• [GIVEN PROBLEM]: Without including any images, reproduce each entry exactly.
# # # # # # #
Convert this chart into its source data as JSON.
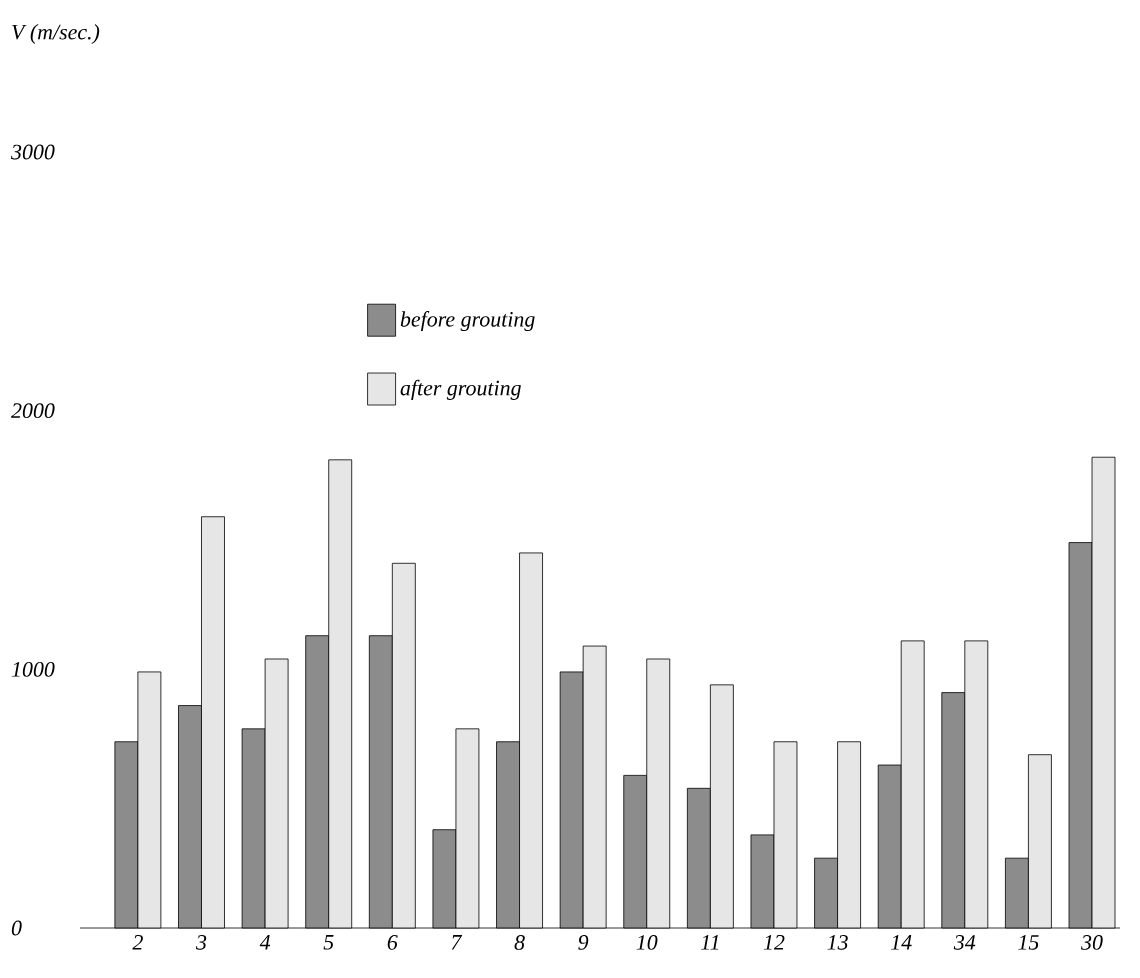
{
  "chart_data": {
    "type": "bar",
    "ylabel": "V (m/sec.)",
    "categories": [
      "2",
      "3",
      "4",
      "5",
      "6",
      "7",
      "8",
      "9",
      "10",
      "11",
      "12",
      "13",
      "14",
      "34",
      "15",
      "30"
    ],
    "series": [
      {
        "name": "before grouting",
        "color": "#8c8c8c",
        "values": [
          720,
          860,
          770,
          1130,
          1130,
          380,
          720,
          990,
          590,
          540,
          360,
          270,
          630,
          910,
          270,
          1490
        ]
      },
      {
        "name": "after grouting",
        "color": "#e6e6e6",
        "values": [
          990,
          1590,
          1040,
          1810,
          1410,
          770,
          1450,
          1090,
          1040,
          940,
          720,
          720,
          1110,
          1110,
          670,
          1820
        ]
      }
    ],
    "ylim": [
      0,
      3000
    ],
    "yticks": [
      0,
      1000,
      2000,
      3000
    ],
    "legend": "top"
  }
}
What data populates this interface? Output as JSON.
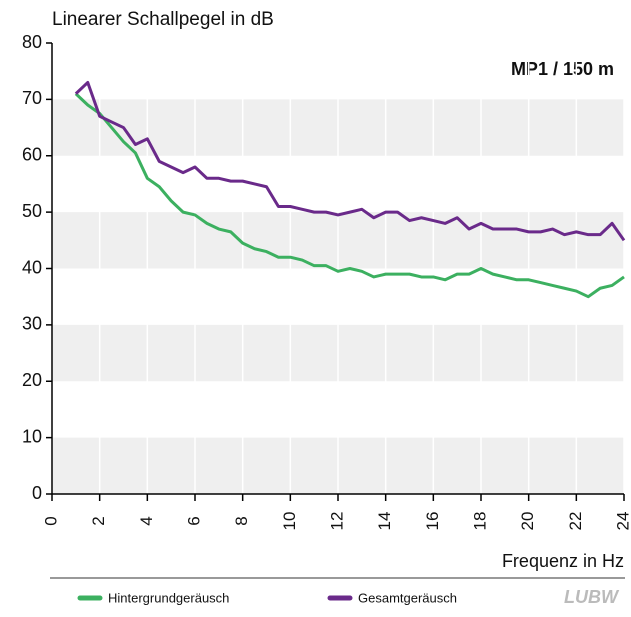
{
  "chart_data": {
    "type": "line",
    "title": "Linearer Schallpegel in dB",
    "annotation": "MP1 / 150 m",
    "x_label": "Frequenz in Hz",
    "logo": "LUBW",
    "x": [
      1,
      1.5,
      2,
      2.5,
      3,
      3.5,
      4,
      4.5,
      5,
      5.5,
      6,
      6.5,
      7,
      7.5,
      8,
      8.5,
      9,
      9.5,
      10,
      10.5,
      11,
      11.5,
      12,
      12.5,
      13,
      13.5,
      14,
      14.5,
      15,
      15.5,
      16,
      16.5,
      17,
      17.5,
      18,
      18.5,
      19,
      19.5,
      20,
      20.5,
      21,
      21.5,
      22,
      22.5,
      23,
      23.5,
      24
    ],
    "series": [
      {
        "name": "Hintergrundgeräusch",
        "color": "#3cb060",
        "values": [
          71,
          69,
          67.5,
          65,
          62.5,
          60.5,
          56,
          54.5,
          52,
          50,
          49.5,
          48,
          47,
          46.5,
          44.5,
          43.5,
          43,
          42,
          42,
          41.5,
          40.5,
          40.5,
          39.5,
          40,
          39.5,
          38.5,
          39,
          39,
          39,
          38.5,
          38.5,
          38,
          39,
          39,
          40,
          39,
          38.5,
          38,
          38,
          37.5,
          37,
          36.5,
          36,
          35,
          36.5,
          37,
          38.5
        ]
      },
      {
        "name": "Gesamtgeräusch",
        "color": "#6a2a8a",
        "values": [
          71,
          73,
          67,
          66,
          65,
          62,
          63,
          59,
          58,
          57,
          58,
          56,
          56,
          55.5,
          55.5,
          55,
          54.5,
          51,
          51,
          50.5,
          50,
          50,
          49.5,
          50,
          50.5,
          49,
          50,
          50,
          48.5,
          49,
          48.5,
          48,
          49,
          47,
          48,
          47,
          47,
          47,
          46.5,
          46.5,
          47,
          46,
          46.5,
          46,
          46,
          48,
          45
        ]
      }
    ],
    "xlim": [
      0,
      24
    ],
    "xticks": [
      0,
      2,
      4,
      6,
      8,
      10,
      12,
      14,
      16,
      18,
      20,
      22,
      24
    ],
    "ylim": [
      0,
      80
    ],
    "yticks": [
      0,
      10,
      20,
      30,
      40,
      50,
      60,
      70,
      80
    ],
    "grid": "bands"
  }
}
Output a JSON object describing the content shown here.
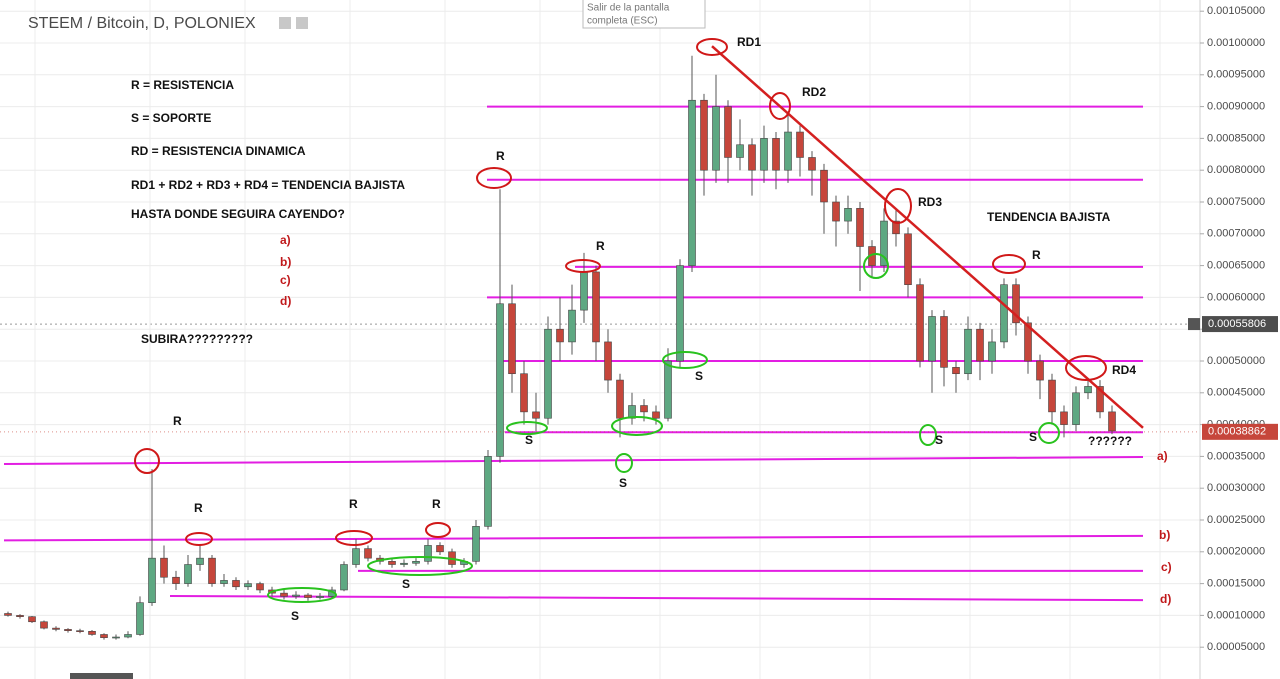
# # # # # # #
• [TASK ANSWER]:
Convert this chart into its source data as JSON.
{
  "chart_data": {
    "type": "bar",
    "ylabel": "V (m/sec.)",
    "categories": [
      "2",
      "3",
      "4",
      "5",
      "6",
      "7",
      "8",
      "9",
      "10",
      "11",
      "12",
      "13",
      "14",
      "34",
      "15",
      "30"
    ],
    "series": [
      {
        "name": "before grouting",
        "color": "#8c8c8c",
        "values": [
          720,
          860,
          770,
          1130,
          1130,
          380,
          720,
          990,
          590,
          540,
          360,
          270,
          630,
          910,
          270,
          1490
        ]
      },
      {
        "name": "after grouting",
        "color": "#e6e6e6",
        "values": [
          990,
          1590,
          1040,
          1810,
          1410,
          770,
          1450,
          1090,
          1040,
          940,
          720,
          720,
          1110,
          1110,
          670,
          1820
        ]
      }
    ],
    "ylim": [
      0,
      3000
    ],
    "yticks": [
      0,
      1000,
      2000,
      3000
    ],
    "legend": "top"
  }
}
What data populates this interface? Output as JSON.
{
  "chart_data": {
    "type": "line",
    "title": "Linearer Schallpegel in dB",
    "annotation": "MP1 / 150 m",
    "x_label": "Frequenz in Hz",
    "logo": "LUBW",
    "x": [
      1,
      1.5,
      2,
      2.5,
      3,
      3.5,
      4,
      4.5,
      5,
      5.5,
      6,
      6.5,
      7,
      7.5,
      8,
      8.5,
      9,
      9.5,
      10,
      10.5,
      11,
      11.5,
      12,
      12.5,
      13,
      13.5,
      14,
      14.5,
      15,
      15.5,
      16,
      16.5,
      17,
      17.5,
      18,
      18.5,
      19,
      19.5,
      20,
      20.5,
      21,
      21.5,
      22,
      22.5,
      23,
      23.5,
      24
    ],
    "series": [
      {
        "name": "Hintergrundgeräusch",
        "color": "#3cb060",
        "values": [
          71,
          69,
          67.5,
          65,
          62.5,
          60.5,
          56,
          54.5,
          52,
          50,
          49.5,
          48,
          47,
          46.5,
          44.5,
          43.5,
          43,
          42,
          42,
          41.5,
          40.5,
          40.5,
          39.5,
          40,
          39.5,
          38.5,
          39,
          39,
          39,
          38.5,
          38.5,
          38,
          39,
          39,
          40,
          39,
          38.5,
          38,
          38,
          37.5,
          37,
          36.5,
          36,
          35,
          36.5,
          37,
          38.5
        ]
      },
      {
        "name": "Gesamtgeräusch",
        "color": "#6a2a8a",
        "values": [
          71,
          73,
          67,
          66,
          65,
          62,
          63,
          59,
          58,
          57,
          58,
          56,
          56,
          55.5,
          55.5,
          55,
          54.5,
          51,
          51,
          50.5,
          50,
          50,
          49.5,
          50,
          50.5,
          49,
          50,
          50,
          48.5,
          49,
          48.5,
          48,
          49,
          47,
          48,
          47,
          47,
          47,
          46.5,
          46.5,
          47,
          46,
          46.5,
          46,
          46,
          48,
          45
        ]
      }
    ],
    "xlim": [
      0,
      24
    ],
    "xticks": [
      0,
      2,
      4,
      6,
      8,
      10,
      12,
      14,
      16,
      18,
      20,
      22,
      24
    ],
    "ylim": [
      0,
      80
    ],
    "yticks": [
      0,
      10,
      20,
      30,
      40,
      50,
      60,
      70,
      80
    ],
    "grid": "bands"
  }
}
Output a JSON object describing the content shown here.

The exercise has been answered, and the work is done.